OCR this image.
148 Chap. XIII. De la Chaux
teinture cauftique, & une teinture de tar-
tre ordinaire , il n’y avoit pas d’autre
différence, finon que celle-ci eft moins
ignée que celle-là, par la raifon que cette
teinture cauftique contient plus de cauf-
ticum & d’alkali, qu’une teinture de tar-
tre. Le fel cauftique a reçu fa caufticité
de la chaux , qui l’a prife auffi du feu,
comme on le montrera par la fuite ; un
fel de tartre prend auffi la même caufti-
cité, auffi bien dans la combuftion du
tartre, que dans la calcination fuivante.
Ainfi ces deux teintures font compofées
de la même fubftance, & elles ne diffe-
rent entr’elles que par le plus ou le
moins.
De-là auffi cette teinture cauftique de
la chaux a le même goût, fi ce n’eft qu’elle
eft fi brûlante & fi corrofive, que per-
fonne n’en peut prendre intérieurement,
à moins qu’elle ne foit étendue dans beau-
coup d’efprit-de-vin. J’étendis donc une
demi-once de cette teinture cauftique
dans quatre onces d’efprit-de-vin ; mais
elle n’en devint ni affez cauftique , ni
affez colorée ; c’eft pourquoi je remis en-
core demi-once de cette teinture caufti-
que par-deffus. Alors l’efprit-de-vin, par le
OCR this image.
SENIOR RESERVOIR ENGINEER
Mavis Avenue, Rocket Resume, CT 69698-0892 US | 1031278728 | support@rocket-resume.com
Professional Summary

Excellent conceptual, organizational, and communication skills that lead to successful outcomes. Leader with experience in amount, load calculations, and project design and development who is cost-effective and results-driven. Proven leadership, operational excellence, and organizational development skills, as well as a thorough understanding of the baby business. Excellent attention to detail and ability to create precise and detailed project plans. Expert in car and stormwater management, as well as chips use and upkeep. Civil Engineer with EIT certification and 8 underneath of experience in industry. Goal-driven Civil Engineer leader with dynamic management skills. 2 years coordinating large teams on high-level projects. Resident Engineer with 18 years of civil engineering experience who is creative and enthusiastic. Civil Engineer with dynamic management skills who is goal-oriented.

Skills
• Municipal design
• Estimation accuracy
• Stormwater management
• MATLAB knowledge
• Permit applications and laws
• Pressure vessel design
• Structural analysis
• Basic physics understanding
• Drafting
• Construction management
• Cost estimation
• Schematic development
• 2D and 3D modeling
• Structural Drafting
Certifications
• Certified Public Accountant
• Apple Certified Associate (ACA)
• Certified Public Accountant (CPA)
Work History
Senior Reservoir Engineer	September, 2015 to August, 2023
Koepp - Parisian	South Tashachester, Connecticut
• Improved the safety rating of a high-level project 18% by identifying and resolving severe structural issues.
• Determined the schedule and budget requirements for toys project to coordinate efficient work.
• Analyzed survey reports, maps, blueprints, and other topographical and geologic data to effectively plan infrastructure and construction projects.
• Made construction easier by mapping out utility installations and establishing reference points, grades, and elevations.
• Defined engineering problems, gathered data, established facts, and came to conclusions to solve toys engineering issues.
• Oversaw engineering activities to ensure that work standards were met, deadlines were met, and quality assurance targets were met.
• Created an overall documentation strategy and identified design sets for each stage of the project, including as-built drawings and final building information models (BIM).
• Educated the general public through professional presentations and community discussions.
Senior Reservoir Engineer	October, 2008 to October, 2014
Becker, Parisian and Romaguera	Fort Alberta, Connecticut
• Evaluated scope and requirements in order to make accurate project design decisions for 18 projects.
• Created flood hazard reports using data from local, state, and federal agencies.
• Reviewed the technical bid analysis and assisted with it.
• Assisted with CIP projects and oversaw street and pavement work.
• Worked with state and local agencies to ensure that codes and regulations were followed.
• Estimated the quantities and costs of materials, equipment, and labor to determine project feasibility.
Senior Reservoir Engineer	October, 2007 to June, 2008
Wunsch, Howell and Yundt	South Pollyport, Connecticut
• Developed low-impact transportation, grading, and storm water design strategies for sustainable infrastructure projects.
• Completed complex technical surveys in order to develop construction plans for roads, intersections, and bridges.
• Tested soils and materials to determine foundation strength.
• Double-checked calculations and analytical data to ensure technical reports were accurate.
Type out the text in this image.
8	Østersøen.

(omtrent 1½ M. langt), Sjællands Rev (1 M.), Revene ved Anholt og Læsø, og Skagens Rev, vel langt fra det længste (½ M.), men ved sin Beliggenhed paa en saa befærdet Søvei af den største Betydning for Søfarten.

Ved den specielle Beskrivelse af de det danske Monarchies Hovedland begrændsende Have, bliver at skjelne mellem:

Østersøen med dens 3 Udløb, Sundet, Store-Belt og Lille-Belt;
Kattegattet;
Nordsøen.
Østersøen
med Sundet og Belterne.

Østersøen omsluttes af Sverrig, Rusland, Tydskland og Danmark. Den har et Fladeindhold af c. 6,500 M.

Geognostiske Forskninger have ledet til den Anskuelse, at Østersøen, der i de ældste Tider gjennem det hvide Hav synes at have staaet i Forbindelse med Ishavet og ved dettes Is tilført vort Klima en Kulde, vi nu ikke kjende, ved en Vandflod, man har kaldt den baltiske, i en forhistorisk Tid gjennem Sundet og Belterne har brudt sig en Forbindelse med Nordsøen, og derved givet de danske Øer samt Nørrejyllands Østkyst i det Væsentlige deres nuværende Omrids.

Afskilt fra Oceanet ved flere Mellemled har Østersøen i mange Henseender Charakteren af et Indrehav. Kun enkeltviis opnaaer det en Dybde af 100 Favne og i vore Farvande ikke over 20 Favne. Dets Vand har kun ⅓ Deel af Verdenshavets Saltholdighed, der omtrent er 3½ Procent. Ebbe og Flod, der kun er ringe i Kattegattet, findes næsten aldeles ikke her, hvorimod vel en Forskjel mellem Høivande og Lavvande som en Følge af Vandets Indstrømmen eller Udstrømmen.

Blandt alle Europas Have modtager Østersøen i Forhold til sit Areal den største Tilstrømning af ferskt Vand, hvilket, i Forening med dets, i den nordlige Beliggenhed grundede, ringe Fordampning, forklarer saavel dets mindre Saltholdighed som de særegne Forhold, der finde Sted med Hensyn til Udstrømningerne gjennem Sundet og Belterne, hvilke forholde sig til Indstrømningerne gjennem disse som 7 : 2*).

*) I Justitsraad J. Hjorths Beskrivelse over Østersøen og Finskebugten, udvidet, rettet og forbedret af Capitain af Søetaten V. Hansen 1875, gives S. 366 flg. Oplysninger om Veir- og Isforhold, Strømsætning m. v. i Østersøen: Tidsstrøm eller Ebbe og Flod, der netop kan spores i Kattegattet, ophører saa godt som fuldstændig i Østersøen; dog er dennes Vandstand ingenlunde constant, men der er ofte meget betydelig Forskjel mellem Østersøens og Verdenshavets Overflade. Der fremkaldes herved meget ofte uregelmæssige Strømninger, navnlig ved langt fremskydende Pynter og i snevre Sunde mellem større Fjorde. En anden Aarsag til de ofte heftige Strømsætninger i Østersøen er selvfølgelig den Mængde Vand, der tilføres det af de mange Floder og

# # # #

(The task): Return each line in the records that holds the string "même".

(Result):
fel de tartre prend auffi la même caufti-
de la même fubftance, & elles ne diffe-
la chaux a le même goût, fi ce n’eft qu’elle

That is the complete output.